EXERCISE REQUIREMENTS:
Pick out the lines containing "this".

[START]

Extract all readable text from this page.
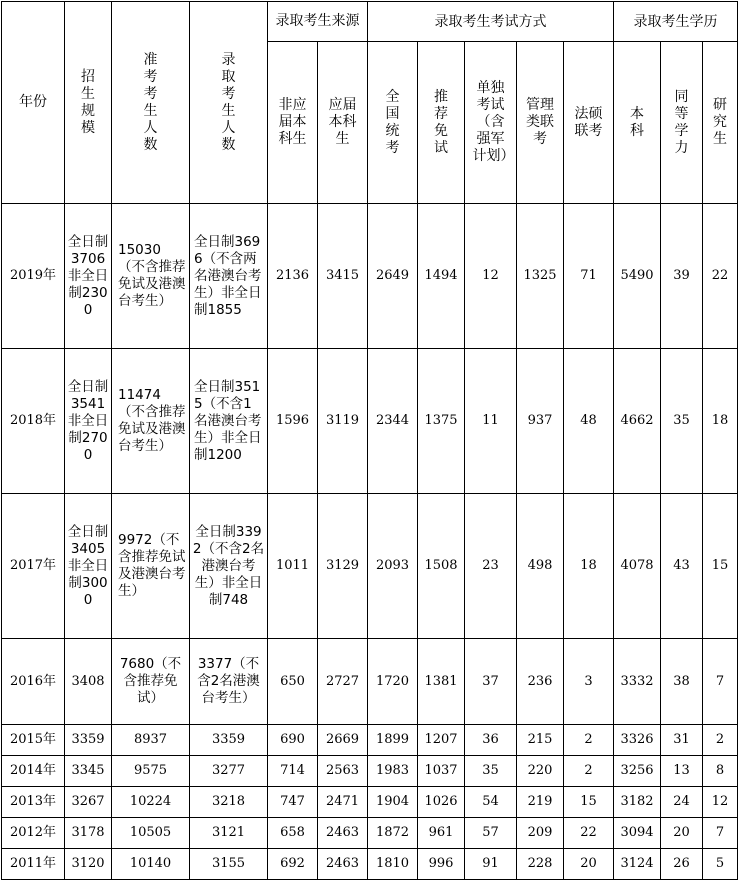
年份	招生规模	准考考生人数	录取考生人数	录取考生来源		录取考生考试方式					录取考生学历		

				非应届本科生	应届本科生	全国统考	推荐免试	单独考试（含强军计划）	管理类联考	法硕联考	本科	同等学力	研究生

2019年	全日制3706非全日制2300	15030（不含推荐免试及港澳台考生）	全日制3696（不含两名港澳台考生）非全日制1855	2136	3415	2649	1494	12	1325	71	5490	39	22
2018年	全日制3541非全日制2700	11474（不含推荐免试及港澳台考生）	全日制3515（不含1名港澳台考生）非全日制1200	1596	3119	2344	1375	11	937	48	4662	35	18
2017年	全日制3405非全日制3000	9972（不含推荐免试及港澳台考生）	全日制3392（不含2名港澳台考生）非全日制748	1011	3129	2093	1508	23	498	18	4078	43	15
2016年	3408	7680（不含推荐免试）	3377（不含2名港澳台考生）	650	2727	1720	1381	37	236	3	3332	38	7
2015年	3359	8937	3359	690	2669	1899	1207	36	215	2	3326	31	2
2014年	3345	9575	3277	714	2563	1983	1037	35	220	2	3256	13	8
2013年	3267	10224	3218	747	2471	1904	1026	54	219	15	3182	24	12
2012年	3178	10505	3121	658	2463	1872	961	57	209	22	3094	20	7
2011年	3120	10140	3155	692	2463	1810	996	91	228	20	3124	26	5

[END]
[START]

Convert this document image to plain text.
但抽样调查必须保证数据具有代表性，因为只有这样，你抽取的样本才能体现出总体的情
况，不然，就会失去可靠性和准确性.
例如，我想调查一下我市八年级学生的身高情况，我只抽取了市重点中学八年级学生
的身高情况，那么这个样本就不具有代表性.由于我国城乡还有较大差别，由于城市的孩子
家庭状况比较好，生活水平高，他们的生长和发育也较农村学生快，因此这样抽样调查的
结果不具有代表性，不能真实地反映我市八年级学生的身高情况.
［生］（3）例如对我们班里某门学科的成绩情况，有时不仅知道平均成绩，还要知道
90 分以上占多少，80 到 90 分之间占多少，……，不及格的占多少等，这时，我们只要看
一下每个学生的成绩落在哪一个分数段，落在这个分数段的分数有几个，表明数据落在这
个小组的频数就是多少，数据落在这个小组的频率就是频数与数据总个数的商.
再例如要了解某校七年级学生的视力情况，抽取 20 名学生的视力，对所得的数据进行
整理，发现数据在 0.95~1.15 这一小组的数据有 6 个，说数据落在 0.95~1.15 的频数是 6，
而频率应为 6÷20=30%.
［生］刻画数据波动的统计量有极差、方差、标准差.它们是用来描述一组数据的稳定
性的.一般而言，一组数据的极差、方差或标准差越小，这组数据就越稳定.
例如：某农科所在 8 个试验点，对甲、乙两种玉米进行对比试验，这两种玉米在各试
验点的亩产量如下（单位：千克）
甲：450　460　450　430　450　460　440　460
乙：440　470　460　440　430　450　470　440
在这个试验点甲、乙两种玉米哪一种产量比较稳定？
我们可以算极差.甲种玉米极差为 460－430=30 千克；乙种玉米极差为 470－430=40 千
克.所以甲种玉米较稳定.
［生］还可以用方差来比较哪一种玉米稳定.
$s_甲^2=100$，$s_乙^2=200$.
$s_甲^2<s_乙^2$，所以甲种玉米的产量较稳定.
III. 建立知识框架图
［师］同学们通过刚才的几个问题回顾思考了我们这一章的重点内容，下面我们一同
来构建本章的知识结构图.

[END]

COMPLETE RESPONSE:
Extract all readable text from this page.
Convert this document image to plain text.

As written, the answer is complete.